/---
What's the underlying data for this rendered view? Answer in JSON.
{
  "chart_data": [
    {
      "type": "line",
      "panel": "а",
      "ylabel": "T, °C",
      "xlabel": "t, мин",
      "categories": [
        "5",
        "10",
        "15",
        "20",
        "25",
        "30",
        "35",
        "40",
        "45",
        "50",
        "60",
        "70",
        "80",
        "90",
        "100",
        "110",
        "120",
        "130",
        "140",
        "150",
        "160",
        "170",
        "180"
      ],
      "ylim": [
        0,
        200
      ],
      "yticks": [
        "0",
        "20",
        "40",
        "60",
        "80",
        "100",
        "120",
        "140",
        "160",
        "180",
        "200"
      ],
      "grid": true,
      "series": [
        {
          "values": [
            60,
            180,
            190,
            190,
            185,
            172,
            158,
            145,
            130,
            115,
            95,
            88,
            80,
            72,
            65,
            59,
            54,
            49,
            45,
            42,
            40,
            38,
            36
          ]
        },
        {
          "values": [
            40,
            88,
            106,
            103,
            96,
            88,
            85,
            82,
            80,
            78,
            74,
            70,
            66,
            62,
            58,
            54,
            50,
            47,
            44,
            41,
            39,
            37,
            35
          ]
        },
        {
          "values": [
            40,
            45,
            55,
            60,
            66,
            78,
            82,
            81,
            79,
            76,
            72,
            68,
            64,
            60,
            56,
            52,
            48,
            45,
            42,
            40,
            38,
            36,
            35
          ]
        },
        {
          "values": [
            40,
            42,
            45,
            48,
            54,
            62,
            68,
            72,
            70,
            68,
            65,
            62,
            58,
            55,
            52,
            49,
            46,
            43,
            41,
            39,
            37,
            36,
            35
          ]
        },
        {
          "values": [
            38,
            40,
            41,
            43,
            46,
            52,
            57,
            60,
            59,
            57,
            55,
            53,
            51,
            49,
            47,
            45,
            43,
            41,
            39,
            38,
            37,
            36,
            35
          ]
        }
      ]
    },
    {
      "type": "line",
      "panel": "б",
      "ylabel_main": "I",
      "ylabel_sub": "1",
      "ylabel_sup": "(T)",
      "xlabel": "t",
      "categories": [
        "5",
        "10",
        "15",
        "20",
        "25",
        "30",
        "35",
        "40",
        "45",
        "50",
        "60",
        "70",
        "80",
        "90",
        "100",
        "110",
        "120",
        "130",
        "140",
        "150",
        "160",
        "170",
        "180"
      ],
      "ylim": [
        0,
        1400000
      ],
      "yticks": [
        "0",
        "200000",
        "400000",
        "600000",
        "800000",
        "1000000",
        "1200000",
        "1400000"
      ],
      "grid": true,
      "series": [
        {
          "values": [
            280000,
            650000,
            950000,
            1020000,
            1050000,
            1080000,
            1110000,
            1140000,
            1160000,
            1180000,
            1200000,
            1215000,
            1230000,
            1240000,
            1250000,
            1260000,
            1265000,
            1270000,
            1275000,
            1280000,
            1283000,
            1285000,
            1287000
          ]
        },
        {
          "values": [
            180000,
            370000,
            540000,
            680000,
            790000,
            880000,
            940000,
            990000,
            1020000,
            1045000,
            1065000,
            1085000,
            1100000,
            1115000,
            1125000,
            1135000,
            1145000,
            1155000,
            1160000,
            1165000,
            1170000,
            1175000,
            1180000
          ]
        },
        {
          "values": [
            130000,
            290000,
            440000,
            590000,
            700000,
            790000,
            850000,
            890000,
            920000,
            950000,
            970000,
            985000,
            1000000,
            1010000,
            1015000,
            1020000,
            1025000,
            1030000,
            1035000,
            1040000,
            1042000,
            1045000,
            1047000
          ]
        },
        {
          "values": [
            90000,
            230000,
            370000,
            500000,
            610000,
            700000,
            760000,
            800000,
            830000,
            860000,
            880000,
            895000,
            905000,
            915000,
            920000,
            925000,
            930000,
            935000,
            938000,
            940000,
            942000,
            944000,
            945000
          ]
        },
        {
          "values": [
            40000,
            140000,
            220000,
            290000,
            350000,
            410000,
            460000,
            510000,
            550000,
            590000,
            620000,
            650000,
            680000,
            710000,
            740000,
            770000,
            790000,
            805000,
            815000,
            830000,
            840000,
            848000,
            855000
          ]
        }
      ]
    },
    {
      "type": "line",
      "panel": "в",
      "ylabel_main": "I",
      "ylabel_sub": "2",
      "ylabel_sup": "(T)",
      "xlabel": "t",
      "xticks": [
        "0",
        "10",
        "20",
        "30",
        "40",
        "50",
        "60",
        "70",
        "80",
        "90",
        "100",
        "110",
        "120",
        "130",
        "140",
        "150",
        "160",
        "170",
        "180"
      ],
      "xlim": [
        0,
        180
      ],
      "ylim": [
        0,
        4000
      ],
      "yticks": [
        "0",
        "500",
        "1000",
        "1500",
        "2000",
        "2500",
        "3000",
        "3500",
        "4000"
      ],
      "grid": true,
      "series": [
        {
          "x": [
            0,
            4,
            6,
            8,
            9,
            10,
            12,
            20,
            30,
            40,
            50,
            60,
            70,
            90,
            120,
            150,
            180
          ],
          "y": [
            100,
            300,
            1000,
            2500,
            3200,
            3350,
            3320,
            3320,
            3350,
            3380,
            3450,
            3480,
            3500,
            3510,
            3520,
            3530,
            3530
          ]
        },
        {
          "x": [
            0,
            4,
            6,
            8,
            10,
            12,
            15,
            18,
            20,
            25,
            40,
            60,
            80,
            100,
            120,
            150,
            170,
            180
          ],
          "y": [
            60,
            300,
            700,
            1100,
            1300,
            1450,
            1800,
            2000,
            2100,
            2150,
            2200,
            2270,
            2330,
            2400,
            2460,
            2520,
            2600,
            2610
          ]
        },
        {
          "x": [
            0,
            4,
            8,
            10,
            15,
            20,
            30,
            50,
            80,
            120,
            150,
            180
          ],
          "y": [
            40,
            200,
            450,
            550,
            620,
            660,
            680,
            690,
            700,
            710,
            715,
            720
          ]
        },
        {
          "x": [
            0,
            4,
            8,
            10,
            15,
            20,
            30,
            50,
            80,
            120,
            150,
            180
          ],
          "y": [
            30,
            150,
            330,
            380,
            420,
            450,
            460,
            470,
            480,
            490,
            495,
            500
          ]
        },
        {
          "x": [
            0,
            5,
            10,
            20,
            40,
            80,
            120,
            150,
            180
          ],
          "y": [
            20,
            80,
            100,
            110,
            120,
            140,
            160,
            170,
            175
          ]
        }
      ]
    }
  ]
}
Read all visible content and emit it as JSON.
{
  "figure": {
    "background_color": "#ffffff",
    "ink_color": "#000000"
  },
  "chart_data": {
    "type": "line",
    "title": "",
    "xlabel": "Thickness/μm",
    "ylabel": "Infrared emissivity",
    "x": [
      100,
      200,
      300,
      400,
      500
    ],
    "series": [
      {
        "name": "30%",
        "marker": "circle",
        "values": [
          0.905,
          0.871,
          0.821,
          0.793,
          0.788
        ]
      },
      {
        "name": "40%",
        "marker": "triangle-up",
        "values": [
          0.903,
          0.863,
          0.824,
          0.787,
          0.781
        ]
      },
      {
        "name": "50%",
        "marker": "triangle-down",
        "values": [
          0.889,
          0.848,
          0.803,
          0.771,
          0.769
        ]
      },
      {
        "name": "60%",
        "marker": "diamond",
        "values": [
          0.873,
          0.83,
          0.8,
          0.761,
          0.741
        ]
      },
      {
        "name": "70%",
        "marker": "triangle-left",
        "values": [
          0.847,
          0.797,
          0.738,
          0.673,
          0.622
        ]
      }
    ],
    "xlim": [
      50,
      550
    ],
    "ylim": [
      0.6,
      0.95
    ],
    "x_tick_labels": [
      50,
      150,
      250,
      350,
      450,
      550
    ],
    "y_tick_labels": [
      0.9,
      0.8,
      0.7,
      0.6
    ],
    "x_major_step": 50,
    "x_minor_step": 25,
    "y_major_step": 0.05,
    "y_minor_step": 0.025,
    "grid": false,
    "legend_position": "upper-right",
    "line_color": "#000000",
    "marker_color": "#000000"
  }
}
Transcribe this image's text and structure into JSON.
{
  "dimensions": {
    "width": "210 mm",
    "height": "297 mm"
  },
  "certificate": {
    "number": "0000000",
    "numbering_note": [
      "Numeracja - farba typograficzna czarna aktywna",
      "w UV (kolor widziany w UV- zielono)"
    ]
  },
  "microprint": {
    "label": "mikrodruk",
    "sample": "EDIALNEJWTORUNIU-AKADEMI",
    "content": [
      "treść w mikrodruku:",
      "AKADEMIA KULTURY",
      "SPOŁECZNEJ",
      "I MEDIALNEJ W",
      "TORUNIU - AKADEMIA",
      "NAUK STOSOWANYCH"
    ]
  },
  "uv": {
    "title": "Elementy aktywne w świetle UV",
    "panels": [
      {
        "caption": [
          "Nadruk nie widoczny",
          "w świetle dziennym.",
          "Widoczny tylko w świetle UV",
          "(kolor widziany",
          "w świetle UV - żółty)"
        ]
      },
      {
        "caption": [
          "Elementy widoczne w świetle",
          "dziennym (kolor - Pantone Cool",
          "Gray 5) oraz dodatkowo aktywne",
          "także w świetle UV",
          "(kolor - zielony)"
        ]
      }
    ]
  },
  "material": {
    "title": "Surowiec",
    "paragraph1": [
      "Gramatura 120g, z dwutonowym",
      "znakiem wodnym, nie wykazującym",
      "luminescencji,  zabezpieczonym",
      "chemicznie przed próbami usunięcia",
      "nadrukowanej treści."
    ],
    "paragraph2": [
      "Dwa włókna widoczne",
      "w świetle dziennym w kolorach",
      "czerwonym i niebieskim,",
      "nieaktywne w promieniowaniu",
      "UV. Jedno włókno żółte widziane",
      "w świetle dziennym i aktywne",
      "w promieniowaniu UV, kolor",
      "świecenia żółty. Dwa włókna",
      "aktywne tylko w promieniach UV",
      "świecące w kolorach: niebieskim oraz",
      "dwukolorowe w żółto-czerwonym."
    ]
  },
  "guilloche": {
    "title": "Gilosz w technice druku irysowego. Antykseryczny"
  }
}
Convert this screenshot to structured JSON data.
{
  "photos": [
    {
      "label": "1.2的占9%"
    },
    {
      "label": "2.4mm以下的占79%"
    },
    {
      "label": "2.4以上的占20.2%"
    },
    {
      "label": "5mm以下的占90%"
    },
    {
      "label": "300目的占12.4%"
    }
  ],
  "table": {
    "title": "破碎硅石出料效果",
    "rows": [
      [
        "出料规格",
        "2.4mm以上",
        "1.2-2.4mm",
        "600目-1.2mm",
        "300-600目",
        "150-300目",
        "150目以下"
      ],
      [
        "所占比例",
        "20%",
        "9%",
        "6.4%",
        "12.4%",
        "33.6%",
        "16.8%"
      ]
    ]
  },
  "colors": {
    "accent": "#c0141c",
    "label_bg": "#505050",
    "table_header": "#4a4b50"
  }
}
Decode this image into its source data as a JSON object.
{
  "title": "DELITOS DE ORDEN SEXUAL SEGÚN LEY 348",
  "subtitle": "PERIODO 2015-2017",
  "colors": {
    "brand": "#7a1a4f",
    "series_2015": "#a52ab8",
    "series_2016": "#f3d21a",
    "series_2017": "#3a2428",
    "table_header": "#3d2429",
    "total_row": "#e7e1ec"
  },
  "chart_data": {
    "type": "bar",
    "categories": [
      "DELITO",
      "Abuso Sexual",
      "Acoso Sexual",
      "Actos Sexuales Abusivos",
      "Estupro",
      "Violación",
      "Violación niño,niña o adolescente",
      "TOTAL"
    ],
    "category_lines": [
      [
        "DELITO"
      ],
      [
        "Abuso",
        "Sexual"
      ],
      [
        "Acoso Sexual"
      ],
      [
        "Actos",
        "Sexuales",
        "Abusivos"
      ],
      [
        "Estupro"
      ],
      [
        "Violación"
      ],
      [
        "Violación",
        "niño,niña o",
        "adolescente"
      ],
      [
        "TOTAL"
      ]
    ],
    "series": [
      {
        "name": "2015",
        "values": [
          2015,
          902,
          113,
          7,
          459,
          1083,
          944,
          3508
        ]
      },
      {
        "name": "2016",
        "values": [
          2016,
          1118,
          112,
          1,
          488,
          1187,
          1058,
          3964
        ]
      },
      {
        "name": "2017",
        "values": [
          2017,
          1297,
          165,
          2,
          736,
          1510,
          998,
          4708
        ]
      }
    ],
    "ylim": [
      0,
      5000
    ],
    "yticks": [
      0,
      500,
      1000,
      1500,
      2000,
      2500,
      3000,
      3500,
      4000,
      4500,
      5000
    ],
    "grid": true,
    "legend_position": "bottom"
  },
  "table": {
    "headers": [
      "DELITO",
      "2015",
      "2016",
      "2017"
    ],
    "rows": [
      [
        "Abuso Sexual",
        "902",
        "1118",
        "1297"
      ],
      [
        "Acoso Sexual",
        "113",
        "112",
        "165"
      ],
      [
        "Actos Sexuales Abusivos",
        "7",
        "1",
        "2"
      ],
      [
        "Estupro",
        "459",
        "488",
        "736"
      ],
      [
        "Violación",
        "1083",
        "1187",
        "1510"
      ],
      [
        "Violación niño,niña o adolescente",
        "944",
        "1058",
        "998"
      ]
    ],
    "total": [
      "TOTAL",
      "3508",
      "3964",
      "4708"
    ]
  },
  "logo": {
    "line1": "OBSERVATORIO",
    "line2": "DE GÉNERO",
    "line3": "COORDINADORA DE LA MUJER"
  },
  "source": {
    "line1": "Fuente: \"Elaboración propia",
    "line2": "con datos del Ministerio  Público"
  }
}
\---
### Task goal
Pull out each line holding the string "Actos".

### Response
      "Actos Sexuales Abusivos",
        "Actos",
        "Actos Sexuales Abusivos",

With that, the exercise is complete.